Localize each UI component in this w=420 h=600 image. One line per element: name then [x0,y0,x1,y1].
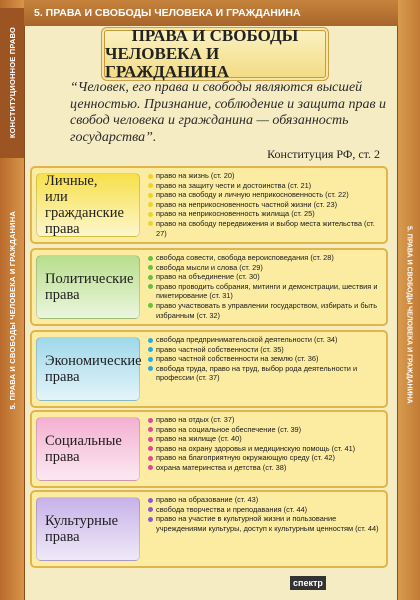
--
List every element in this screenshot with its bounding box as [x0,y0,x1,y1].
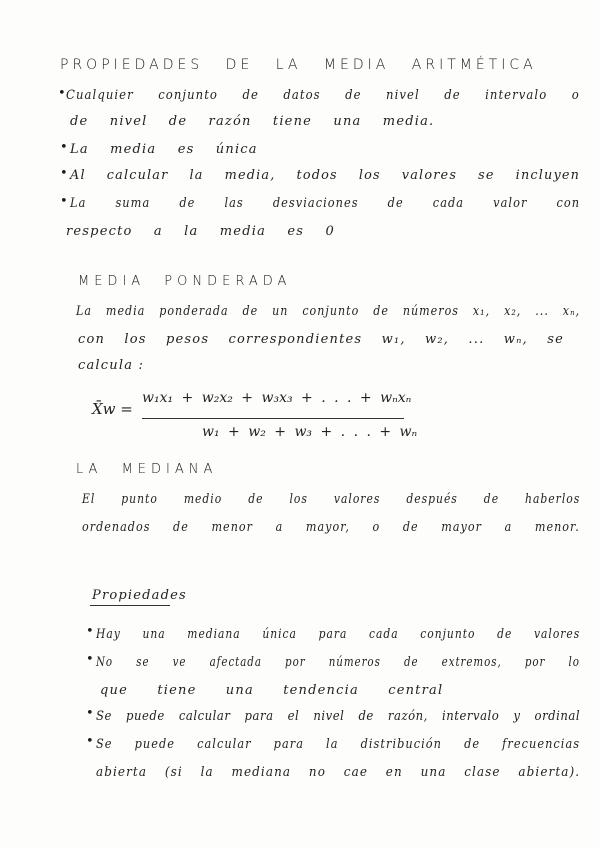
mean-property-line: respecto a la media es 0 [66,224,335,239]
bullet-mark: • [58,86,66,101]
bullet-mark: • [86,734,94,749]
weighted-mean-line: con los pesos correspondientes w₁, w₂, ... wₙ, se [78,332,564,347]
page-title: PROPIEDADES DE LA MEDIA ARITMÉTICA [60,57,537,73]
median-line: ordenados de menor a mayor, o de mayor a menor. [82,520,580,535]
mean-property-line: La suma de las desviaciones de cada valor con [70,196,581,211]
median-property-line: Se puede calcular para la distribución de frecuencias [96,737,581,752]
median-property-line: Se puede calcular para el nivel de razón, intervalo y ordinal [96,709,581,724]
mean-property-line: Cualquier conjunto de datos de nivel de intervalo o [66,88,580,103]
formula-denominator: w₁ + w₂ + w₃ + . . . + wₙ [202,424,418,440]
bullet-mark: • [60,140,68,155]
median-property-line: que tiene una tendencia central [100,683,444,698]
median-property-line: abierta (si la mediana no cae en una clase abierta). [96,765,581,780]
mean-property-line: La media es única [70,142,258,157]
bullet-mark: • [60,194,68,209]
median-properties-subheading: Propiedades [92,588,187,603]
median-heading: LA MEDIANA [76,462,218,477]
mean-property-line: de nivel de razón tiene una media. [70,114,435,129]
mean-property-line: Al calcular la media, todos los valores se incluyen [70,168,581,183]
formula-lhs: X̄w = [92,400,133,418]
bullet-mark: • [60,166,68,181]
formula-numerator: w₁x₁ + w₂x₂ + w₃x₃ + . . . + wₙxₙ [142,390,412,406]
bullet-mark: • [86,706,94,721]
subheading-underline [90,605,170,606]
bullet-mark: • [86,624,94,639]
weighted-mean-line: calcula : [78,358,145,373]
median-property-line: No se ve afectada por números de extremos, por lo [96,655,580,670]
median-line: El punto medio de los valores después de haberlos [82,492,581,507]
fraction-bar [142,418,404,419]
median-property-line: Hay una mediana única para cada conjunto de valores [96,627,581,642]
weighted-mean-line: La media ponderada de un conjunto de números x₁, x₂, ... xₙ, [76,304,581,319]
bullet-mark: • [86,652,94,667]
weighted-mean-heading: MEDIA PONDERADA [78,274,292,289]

### PROBLEM STATEMENT
Rewrite the material starting at the line with "List every element" and ending at the line with "mean-property-line: La suma", changing "bullet-mark" to "bullet-symbol" and keeping everything else the same. Leave the pictures out.

### EXPECTED ANSWER
List every element in this screenshot with its bounding box as [x0,y0,x1,y1].
mean-property-line: respecto a la media es 0 [66,224,335,239]
bullet-symbol: • [58,86,66,101]
bullet-symbol: • [86,734,94,749]
weighted-mean-line: con los pesos correspondientes w₁, w₂, ... wₙ, se [78,332,564,347]
page-title: PROPIEDADES DE LA MEDIA ARITMÉTICA [60,57,537,73]
median-line: ordenados de menor a mayor, o de mayor a menor. [82,520,580,535]
mean-property-line: La suma de las desviaciones de cada valor con [70,196,581,211]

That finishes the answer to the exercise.